▸ **Problem description**:
Using the data below, repeat all of it precisely.

(Figure content listings)
_____
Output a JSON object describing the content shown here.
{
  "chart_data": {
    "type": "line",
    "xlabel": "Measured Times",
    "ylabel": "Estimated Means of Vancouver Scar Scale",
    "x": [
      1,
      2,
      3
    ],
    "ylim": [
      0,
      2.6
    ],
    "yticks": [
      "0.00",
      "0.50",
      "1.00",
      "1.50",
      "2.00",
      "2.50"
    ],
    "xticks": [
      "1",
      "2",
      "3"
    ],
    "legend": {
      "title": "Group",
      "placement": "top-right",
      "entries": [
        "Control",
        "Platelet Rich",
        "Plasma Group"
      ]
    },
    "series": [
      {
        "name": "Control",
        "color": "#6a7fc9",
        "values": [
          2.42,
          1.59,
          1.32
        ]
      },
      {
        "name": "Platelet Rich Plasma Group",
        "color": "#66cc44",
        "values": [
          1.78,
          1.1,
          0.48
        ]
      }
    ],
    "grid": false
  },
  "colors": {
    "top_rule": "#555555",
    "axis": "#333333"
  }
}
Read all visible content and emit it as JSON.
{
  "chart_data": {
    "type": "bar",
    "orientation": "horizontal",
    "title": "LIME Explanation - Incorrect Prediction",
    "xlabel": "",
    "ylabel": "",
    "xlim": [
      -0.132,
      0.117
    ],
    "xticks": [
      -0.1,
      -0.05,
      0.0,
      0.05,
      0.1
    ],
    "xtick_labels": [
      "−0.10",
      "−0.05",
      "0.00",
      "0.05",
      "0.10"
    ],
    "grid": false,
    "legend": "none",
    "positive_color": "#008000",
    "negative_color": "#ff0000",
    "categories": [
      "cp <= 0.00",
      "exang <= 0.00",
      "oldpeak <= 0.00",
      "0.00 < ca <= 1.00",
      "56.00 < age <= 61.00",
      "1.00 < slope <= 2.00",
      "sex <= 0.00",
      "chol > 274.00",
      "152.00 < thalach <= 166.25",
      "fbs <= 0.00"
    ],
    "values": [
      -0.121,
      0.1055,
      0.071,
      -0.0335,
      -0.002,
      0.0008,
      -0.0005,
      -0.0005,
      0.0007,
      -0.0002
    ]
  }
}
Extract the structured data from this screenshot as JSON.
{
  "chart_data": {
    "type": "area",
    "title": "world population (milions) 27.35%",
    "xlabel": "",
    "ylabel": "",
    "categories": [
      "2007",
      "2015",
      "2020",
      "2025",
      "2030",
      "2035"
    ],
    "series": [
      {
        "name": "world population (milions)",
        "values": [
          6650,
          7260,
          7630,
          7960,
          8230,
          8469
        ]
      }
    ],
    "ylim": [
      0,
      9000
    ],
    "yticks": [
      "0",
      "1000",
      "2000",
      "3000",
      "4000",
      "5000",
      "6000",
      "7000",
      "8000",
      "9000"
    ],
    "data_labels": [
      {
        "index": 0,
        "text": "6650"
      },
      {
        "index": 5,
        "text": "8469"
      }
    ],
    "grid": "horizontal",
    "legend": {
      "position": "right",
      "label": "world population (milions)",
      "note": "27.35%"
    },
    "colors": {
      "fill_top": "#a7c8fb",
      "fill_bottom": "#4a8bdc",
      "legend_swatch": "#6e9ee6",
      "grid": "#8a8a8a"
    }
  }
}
_____
▸ **Response to the exercise**:
Output a JSON object describing the content shown here.
{
  "chart_data": {
    "type": "line",
    "xlabel": "Measured Times",
    "ylabel": "Estimated Means of Vancouver Scar Scale",
    "x": [
      1,
      2,
      3
    ],
    "ylim": [
      0,
      2.6
    ],
    "yticks": [
      "0.00",
      "0.50",
      "1.00",
      "1.50",
      "2.00",
      "2.50"
    ],
    "xticks": [
      "1",
      "2",
      "3"
    ],
    "legend": {
      "title": "Group",
      "placement": "top-right",
      "entries": [
        "Control",
        "Platelet Rich",
        "Plasma Group"
      ]
    },
    "series": [
      {
        "name": "Control",
        "color": "#6a7fc9",
        "values": [
          2.42,
          1.59,
          1.32
        ]
      },
      {
        "name": "Platelet Rich Plasma Group",
        "color": "#66cc44",
        "values": [
          1.78,
          1.1,
          0.48
        ]
      }
    ],
    "grid": false
  },
  "colors": {
    "top_rule": "#555555",
    "axis": "#333333"
  }
}
Read all visible content and emit it as JSON.
{
  "chart_data": {
    "type": "bar",
    "orientation": "horizontal",
    "title": "LIME Explanation - Incorrect Prediction",
    "xlabel": "",
    "ylabel": "",
    "xlim": [
      -0.132,
      0.117
    ],
    "xticks": [
      -0.1,
      -0.05,
      0.0,
      0.05,
      0.1
    ],
    "xtick_labels": [
      "−0.10",
      "−0.05",
      "0.00",
      "0.05",
      "0.10"
    ],
    "grid": false,
    "legend": "none",
    "positive_color": "#008000",
    "negative_color": "#ff0000",
    "categories": [
      "cp <= 0.00",
      "exang <= 0.00",
      "oldpeak <= 0.00",
      "0.00 < ca <= 1.00",
      "56.00 < age <= 61.00",
      "1.00 < slope <= 2.00",
      "sex <= 0.00",
      "chol > 274.00",
      "152.00 < thalach <= 166.25",
      "fbs <= 0.00"
    ],
    "values": [
      -0.121,
      0.1055,
      0.071,
      -0.0335,
      -0.002,
      0.0008,
      -0.0005,
      -0.0005,
      0.0007,
      -0.0002
    ]
  }
}
Extract the structured data from this screenshot as JSON.
{
  "chart_data": {
    "type": "area",
    "title": "world population (milions) 27.35%",
    "xlabel": "",
    "ylabel": "",
    "categories": [
      "2007",
      "2015",
      "2020",
      "2025",
      "2030",
      "2035"
    ],
    "series": [
      {
        "name": "world population (milions)",
        "values": [
          6650,
          7260,
          7630,
          7960,
          8230,
          8469
        ]
      }
    ],
    "ylim": [
      0,
      9000
    ],
    "yticks": [
      "0",
      "1000",
      "2000",
      "3000",
      "4000",
      "5000",
      "6000",
      "7000",
      "8000",
      "9000"
    ],
    "data_labels": [
      {
        "index": 0,
        "text": "6650"
      },
      {
        "index": 5,
        "text": "8469"
      }
    ],
    "grid": "horizontal",
    "legend": {
      "position": "right",
      "label": "world population (milions)",
      "note": "27.35%"
    },
    "colors": {
      "fill_top": "#a7c8fb",
      "fill_bottom": "#4a8bdc",
      "legend_swatch": "#6e9ee6",
      "grid": "#8a8a8a"
    }
  }
}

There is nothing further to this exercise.